• Requirement
Scan the records below. List lines holding "Unit".

── Supplied material ──

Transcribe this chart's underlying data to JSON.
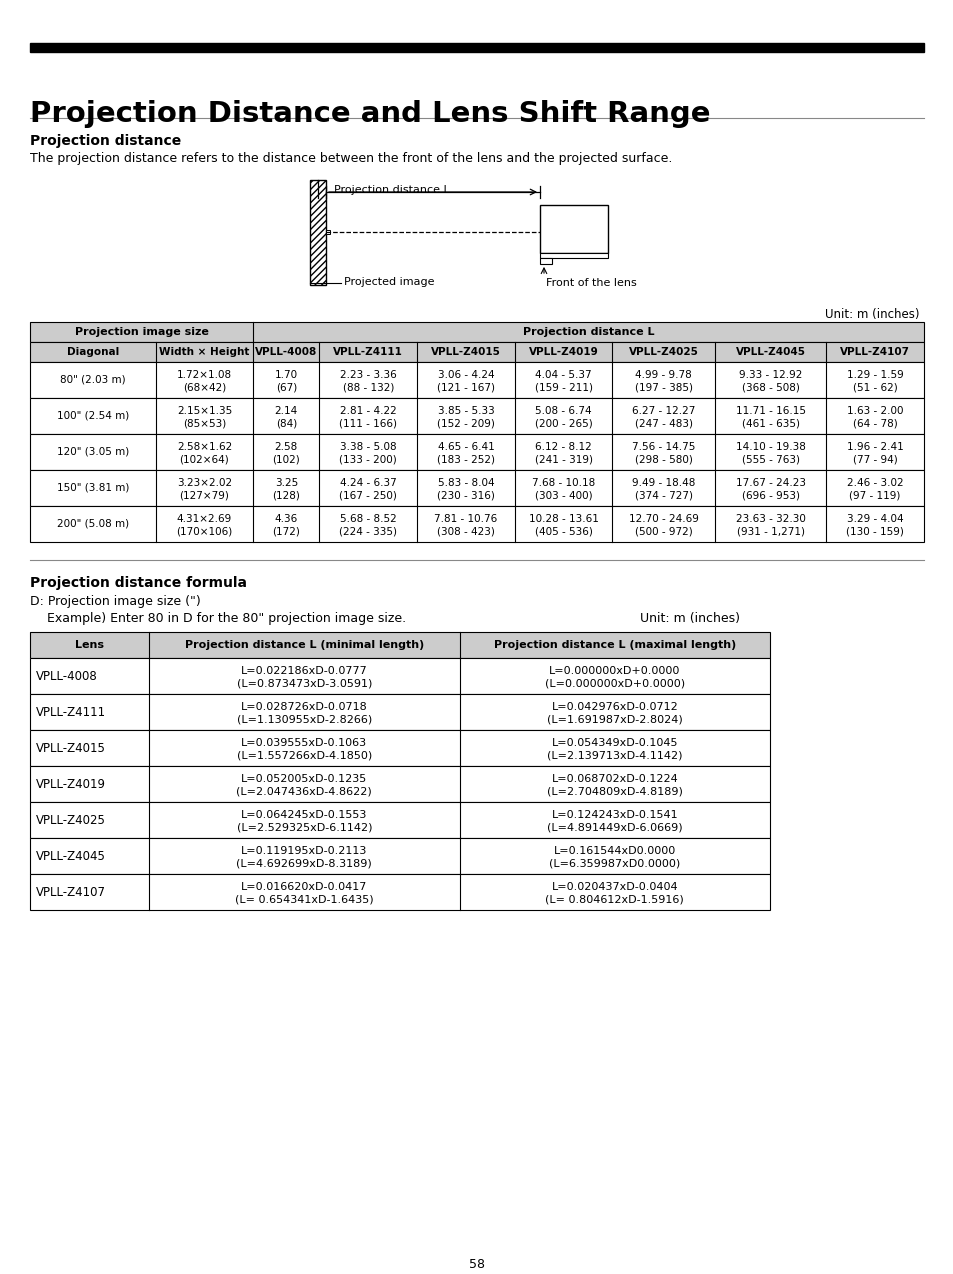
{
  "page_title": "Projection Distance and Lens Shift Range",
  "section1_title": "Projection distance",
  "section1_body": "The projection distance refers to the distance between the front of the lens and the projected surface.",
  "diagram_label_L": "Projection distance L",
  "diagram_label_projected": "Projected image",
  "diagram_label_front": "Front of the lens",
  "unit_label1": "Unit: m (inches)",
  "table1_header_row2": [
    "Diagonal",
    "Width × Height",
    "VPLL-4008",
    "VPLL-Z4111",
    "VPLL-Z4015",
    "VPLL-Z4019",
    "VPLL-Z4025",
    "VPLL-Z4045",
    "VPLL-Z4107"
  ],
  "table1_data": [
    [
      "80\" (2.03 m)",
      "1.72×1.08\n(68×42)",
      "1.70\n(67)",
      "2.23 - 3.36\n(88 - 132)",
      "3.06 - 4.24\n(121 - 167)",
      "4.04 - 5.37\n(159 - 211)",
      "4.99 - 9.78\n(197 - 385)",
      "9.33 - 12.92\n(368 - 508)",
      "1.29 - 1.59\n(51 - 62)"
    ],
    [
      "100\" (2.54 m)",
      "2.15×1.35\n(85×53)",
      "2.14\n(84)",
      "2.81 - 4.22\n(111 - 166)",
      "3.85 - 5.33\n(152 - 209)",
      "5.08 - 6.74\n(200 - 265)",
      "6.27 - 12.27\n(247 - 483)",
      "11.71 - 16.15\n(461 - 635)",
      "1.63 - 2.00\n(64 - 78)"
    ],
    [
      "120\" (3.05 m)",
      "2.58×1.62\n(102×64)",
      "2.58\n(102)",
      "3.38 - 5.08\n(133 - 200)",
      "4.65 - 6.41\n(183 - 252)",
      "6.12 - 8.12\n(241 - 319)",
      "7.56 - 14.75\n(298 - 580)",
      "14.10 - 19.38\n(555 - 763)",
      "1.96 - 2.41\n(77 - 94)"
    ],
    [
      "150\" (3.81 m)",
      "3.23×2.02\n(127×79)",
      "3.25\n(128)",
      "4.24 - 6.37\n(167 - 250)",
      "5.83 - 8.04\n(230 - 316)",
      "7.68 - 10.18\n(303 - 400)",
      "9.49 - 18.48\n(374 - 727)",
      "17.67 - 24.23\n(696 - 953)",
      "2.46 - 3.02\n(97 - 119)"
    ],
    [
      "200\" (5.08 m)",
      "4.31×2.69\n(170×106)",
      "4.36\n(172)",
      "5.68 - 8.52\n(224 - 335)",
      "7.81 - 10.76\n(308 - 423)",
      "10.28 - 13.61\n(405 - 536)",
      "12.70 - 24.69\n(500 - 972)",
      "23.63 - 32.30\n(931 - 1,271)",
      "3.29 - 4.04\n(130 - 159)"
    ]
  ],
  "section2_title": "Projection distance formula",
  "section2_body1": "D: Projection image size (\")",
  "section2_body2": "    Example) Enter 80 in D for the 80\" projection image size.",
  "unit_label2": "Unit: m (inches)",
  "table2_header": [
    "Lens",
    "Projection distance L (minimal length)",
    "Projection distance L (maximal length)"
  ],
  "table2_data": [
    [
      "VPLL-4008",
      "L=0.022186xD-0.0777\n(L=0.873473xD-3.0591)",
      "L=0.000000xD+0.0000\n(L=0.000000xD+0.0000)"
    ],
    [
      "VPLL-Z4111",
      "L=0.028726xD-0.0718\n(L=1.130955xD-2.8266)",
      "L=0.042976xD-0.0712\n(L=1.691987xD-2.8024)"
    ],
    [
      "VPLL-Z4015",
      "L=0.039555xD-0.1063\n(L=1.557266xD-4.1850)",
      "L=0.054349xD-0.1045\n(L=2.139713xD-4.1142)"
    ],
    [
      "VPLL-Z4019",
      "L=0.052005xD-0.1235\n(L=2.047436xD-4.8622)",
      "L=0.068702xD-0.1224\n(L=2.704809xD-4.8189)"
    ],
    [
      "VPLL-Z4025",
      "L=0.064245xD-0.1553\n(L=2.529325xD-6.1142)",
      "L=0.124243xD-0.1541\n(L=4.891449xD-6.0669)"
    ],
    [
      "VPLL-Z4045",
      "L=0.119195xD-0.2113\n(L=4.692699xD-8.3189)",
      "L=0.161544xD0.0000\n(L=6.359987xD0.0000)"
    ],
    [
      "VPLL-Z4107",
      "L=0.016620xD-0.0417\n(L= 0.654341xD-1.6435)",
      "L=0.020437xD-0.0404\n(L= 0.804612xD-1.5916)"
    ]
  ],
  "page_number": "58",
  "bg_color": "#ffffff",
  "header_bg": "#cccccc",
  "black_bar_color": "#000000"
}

───
── Supplied material ──

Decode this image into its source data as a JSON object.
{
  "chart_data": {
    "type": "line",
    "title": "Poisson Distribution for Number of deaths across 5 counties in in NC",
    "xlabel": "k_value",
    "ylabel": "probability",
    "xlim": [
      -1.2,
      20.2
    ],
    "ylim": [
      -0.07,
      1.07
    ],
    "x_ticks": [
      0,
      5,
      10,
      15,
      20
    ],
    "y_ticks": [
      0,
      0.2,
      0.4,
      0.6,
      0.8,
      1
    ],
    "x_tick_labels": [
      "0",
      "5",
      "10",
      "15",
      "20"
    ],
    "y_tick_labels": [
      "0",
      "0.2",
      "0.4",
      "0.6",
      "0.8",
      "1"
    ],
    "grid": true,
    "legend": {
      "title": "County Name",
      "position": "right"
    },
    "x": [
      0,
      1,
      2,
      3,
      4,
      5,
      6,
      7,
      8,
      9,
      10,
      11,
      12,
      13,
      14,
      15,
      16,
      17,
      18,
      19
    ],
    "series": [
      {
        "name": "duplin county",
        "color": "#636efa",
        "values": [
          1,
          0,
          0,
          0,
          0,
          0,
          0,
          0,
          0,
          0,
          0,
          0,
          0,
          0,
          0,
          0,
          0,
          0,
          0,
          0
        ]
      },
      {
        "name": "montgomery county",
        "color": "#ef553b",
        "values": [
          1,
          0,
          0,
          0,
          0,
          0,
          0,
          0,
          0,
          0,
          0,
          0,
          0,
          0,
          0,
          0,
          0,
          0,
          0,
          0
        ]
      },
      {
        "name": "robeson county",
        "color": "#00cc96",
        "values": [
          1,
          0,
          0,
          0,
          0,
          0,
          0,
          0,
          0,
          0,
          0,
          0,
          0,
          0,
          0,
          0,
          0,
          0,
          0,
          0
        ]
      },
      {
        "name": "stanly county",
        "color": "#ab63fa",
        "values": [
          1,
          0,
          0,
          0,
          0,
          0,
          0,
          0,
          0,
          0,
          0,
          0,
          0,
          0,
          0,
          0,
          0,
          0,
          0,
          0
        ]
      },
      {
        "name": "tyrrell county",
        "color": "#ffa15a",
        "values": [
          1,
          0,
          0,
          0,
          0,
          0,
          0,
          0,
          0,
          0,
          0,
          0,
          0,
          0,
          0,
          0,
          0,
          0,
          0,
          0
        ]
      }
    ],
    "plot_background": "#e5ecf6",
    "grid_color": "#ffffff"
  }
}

───

• The response
  "unit_label1": "Unit: m (inches)",
  "unit_label2": "Unit: m (inches)",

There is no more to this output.